▶ [Dataset extract]:
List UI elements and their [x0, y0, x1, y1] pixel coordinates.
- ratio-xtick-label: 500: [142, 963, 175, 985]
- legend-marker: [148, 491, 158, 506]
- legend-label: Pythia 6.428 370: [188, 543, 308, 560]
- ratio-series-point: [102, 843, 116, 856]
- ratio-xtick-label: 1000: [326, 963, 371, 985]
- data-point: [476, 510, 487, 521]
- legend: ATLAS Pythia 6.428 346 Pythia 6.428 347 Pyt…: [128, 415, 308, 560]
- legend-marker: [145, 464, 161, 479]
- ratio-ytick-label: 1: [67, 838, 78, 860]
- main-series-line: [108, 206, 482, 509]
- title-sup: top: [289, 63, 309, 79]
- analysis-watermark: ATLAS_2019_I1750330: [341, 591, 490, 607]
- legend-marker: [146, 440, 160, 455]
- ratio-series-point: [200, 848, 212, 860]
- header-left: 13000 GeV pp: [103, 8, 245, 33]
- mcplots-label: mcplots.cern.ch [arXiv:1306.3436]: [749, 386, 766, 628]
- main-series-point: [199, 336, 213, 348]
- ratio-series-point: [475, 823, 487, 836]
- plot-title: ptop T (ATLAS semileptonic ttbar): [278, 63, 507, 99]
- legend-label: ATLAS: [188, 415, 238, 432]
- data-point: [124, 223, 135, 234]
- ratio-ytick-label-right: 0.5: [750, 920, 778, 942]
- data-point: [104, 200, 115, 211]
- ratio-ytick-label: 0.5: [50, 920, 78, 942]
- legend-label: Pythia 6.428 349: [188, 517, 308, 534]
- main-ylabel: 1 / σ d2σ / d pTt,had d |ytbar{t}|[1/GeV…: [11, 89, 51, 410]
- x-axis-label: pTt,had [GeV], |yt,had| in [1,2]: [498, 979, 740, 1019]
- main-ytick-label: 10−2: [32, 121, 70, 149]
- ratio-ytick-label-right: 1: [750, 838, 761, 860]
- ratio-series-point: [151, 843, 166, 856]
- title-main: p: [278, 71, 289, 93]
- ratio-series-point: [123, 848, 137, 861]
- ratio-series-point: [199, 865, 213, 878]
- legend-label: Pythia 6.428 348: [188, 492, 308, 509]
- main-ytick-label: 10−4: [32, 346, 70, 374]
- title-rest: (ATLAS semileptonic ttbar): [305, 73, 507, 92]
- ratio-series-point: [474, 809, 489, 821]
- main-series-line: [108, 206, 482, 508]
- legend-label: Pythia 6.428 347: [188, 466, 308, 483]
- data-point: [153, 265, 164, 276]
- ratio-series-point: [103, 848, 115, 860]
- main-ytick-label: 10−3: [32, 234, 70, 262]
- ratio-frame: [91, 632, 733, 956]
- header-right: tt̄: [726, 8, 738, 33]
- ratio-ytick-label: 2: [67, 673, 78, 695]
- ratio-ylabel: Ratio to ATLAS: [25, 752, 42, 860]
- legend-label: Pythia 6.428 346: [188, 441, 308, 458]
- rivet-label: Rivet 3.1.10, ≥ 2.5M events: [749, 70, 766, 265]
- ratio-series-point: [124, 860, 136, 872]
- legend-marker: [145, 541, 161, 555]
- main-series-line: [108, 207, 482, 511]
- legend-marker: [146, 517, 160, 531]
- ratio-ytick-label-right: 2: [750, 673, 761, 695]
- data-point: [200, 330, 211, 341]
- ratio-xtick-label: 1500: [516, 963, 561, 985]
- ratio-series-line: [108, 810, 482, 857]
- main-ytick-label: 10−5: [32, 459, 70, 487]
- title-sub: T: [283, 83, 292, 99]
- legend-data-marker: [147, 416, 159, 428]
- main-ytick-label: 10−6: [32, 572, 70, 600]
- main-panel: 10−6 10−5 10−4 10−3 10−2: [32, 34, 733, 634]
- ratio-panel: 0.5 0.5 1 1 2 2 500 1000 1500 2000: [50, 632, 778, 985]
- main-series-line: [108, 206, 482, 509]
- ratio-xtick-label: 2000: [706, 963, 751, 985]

▶ [Problem details]:
Rewrite all the entries above, replacing "legend-label" with "legend-caption" wherever it occurs and leaving everything else unchanged.

▶ [The answer]:
List UI elements and their [x0, y0, x1, y1] pixel coordinates.
- ratio-xtick-label: 500: [142, 963, 175, 985]
- legend-marker: [148, 491, 158, 506]
- legend-caption: Pythia 6.428 370: [188, 543, 308, 560]
- ratio-series-point: [102, 843, 116, 856]
- ratio-xtick-label: 1000: [326, 963, 371, 985]
- data-point: [476, 510, 487, 521]
- legend: ATLAS Pythia 6.428 346 Pythia 6.428 347 Pyt…: [128, 415, 308, 560]
- legend-marker: [145, 464, 161, 479]
- ratio-ytick-label: 1: [67, 838, 78, 860]
- main-series-line: [108, 206, 482, 509]
- title-sup: top: [289, 63, 309, 79]
- analysis-watermark: ATLAS_2019_I1750330: [341, 591, 490, 607]
- legend-marker: [146, 440, 160, 455]
- ratio-series-point: [200, 848, 212, 860]
- header-left: 13000 GeV pp: [103, 8, 245, 33]
- mcplots-label: mcplots.cern.ch [arXiv:1306.3436]: [749, 386, 766, 628]
- main-series-point: [199, 336, 213, 348]
- ratio-series-point: [475, 823, 487, 836]
- plot-title: ptop T (ATLAS semileptonic ttbar): [278, 63, 507, 99]
- legend-caption: ATLAS: [188, 415, 238, 432]
- data-point: [124, 223, 135, 234]
- ratio-ytick-label-right: 0.5: [750, 920, 778, 942]
- data-point: [104, 200, 115, 211]
- ratio-ytick-label: 0.5: [50, 920, 78, 942]
- legend-caption: Pythia 6.428 349: [188, 517, 308, 534]
- main-ylabel: 1 / σ d2σ / d pTt,had d |ytbar{t}|[1/GeV…: [11, 89, 51, 410]
- x-axis-label: pTt,had [GeV], |yt,had| in [1,2]: [498, 979, 740, 1019]
- main-ytick-label: 10−2: [32, 121, 70, 149]
- ratio-ytick-label-right: 1: [750, 838, 761, 860]
- ratio-series-point: [151, 843, 166, 856]
- title-main: p: [278, 71, 289, 93]
- ratio-series-point: [123, 848, 137, 861]
- ratio-series-point: [199, 865, 213, 878]
- legend-caption: Pythia 6.428 348: [188, 492, 308, 509]
- main-ytick-label: 10−4: [32, 346, 70, 374]
- title-rest: (ATLAS semileptonic ttbar): [305, 73, 507, 92]
- ratio-series-point: [474, 809, 489, 821]
- main-series-line: [108, 206, 482, 508]
- legend-caption: Pythia 6.428 347: [188, 466, 308, 483]
- data-point: [153, 265, 164, 276]
- ratio-series-point: [103, 848, 115, 860]
- main-ytick-label: 10−3: [32, 234, 70, 262]
- ratio-frame: [91, 632, 733, 956]
- header-right: tt̄: [726, 8, 738, 33]
- ratio-ytick-label: 2: [67, 673, 78, 695]
- ratio-ylabel: Ratio to ATLAS: [25, 752, 42, 860]
- legend-caption: Pythia 6.428 346: [188, 441, 308, 458]
- rivet-label: Rivet 3.1.10, ≥ 2.5M events: [749, 70, 766, 265]
- ratio-series-point: [124, 860, 136, 872]
- legend-marker: [145, 541, 161, 555]
- main-series-line: [108, 207, 482, 511]
- legend-marker: [146, 517, 160, 531]
- ratio-ytick-label-right: 2: [750, 673, 761, 695]
- data-point: [200, 330, 211, 341]
- ratio-xtick-label: 1500: [516, 963, 561, 985]
- ratio-series-line: [108, 810, 482, 857]
- main-ytick-label: 10−5: [32, 459, 70, 487]
- title-sub: T: [283, 83, 292, 99]
- legend-data-marker: [147, 416, 159, 428]
- main-ytick-label: 10−6: [32, 572, 70, 600]
- main-panel: 10−6 10−5 10−4 10−3 10−2: [32, 34, 733, 634]
- ratio-panel: 0.5 0.5 1 1 2 2 500 1000 1500 2000: [50, 632, 778, 985]
- main-series-line: [108, 206, 482, 509]
- ratio-xtick-label: 2000: [706, 963, 751, 985]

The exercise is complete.